Off the Beaten Track

Novel biopharmaceutical therapies in the past have faced a challenging regulatory journey due to their uneasy relationship with traditional health product categories. The European Commission’s establishment of the latest category, advanced therapy medicinal products (ATMPs), opens up new pathways for commercialising these products in the EC.

Historically, therapies frequently included the use of drugs containing active pharmaceutical ingredients (APIs), comprised of low molecular weight substances. These were commonly referred to as small molecule drugs and the accumulated understanding of synthesising and modifying such small molecules combined with current insight into biological processes continues to prove productive. One example of the successful combination of molecular insight into pathological mechanisms combined with small molecule expertise might be the drug Gleevec®, often successfully treating the previously lethal disease chronic myelogenous leukaemia (CML) (1).

Following the advent of monoclonal antibodies, it was recognised that these molecules offer significant therapeutic value by virtue of their ability to recognise highly specific structures, modulating, for example, inflammatory processes. The molecular weight of drugs derived from antibodies (for example, 160,000Da) compared to that of a typical small molecule drug (for example less than 800Da) might be indicative of the increased complexity of such drugs imposing new challenges regarding characterisation and quality control. More recently, entire cells, genetic modifications and indeed tissues have been developed as therapeutics and these, by the same standard, are more complex still. Consequently, the regulatory path towards approval for such therapeutics has taken time to evolve. This article discusses this path and its status.

- Information given -
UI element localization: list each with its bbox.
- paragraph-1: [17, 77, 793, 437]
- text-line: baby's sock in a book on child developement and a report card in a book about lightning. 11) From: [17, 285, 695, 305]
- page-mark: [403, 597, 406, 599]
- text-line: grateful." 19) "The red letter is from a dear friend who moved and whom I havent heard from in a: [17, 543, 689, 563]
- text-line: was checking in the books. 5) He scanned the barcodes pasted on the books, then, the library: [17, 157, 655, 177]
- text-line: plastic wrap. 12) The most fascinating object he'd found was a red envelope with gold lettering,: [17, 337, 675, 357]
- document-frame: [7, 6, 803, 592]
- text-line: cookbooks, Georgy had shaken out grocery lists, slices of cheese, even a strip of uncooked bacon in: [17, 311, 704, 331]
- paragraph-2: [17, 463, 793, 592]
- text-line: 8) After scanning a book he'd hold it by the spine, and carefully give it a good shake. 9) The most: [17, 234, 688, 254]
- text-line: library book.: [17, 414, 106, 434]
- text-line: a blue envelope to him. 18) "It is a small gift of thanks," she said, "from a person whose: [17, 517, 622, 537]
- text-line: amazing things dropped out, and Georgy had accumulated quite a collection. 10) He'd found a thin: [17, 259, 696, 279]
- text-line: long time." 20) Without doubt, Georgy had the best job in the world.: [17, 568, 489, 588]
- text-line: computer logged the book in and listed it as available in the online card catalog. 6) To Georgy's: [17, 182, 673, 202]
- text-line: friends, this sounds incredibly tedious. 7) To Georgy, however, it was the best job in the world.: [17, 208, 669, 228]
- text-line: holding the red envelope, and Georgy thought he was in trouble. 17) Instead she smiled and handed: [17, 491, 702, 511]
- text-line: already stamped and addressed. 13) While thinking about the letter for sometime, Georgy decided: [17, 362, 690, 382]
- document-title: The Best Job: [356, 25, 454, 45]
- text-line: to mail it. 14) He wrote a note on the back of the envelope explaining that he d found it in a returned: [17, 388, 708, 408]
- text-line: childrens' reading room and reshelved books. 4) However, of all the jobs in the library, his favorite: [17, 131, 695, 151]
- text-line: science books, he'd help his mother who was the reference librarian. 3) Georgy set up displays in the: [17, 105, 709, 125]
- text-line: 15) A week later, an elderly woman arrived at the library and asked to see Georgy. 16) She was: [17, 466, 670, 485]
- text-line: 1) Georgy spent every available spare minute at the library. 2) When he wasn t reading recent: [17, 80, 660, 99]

- Problems to work on -
1 > Which abbreviations does the article on advanced therapy medicinal products define by giving the full term with the abbreviation in parentheses? List each with its full term.
2 > Continue the article on the regulatory path for advanced therapies from the point where it stops.

- Responses to the exercise -
1 >
- ATMPs: advanced therapy medicinal products
- APIs: active pharmaceutical ingredients
- CML: chronic myelogenous leukaemia

2 >
Evolution of the Regulatory Pathway

Two classes of products in aid of human health have been established: firstly, medical devices such as pacemakers and dialysis devices, or auxiliary items such as tubing used for medical purposes; and secondly, medicinal products, such as substances of pharmaceutical activity – ‘drugs’. To obtain approval for the latter, two criterion need to be met – approval of the manufacturing facility/processes (a manufacturing license) and successful clinical trials. Clinical trials especially have evolved to help protect patients from harm – something in previous times not always a given – and help protect vulnerable classes of individuals in particular, as well as to warrant reliable data to be derived from work with human subjects (2).

Part of the evolution of the regulatory pathway for drugs such as cells, tissues and gene therapies was that, in the absence of specific legislation, such drugs were not fully covered by legislation and, as a consequence, legally on the market in EU Member States such as Germany once the competent authorities had issued a manufacturing license. As such, certain celland tissue-based drugs were legally on the market in Germany without having gone through clinical trial evaluation and the corresponding reviews (3).

EU member states recognised this gap and put forward specific legislation which culminated in the EU regulation 1394/2007 for advanced therapy medicinal products (ATMPs) (4). This regulation now provides an EU-wide standard for the approval process for therapies based on cell therapy, tissue engineering and gene therapy approaches, and made the EU Centralised Procedure (CP) mandatory for regulatory approval of Marketing Authorisation Applications (MAA). The regulation came into force as of December 2008 and contains a transition phase such that all covered drugs already legally on the market are required to comply with the regulation by the end of 2011 (end of 2012 for tissueengineered products).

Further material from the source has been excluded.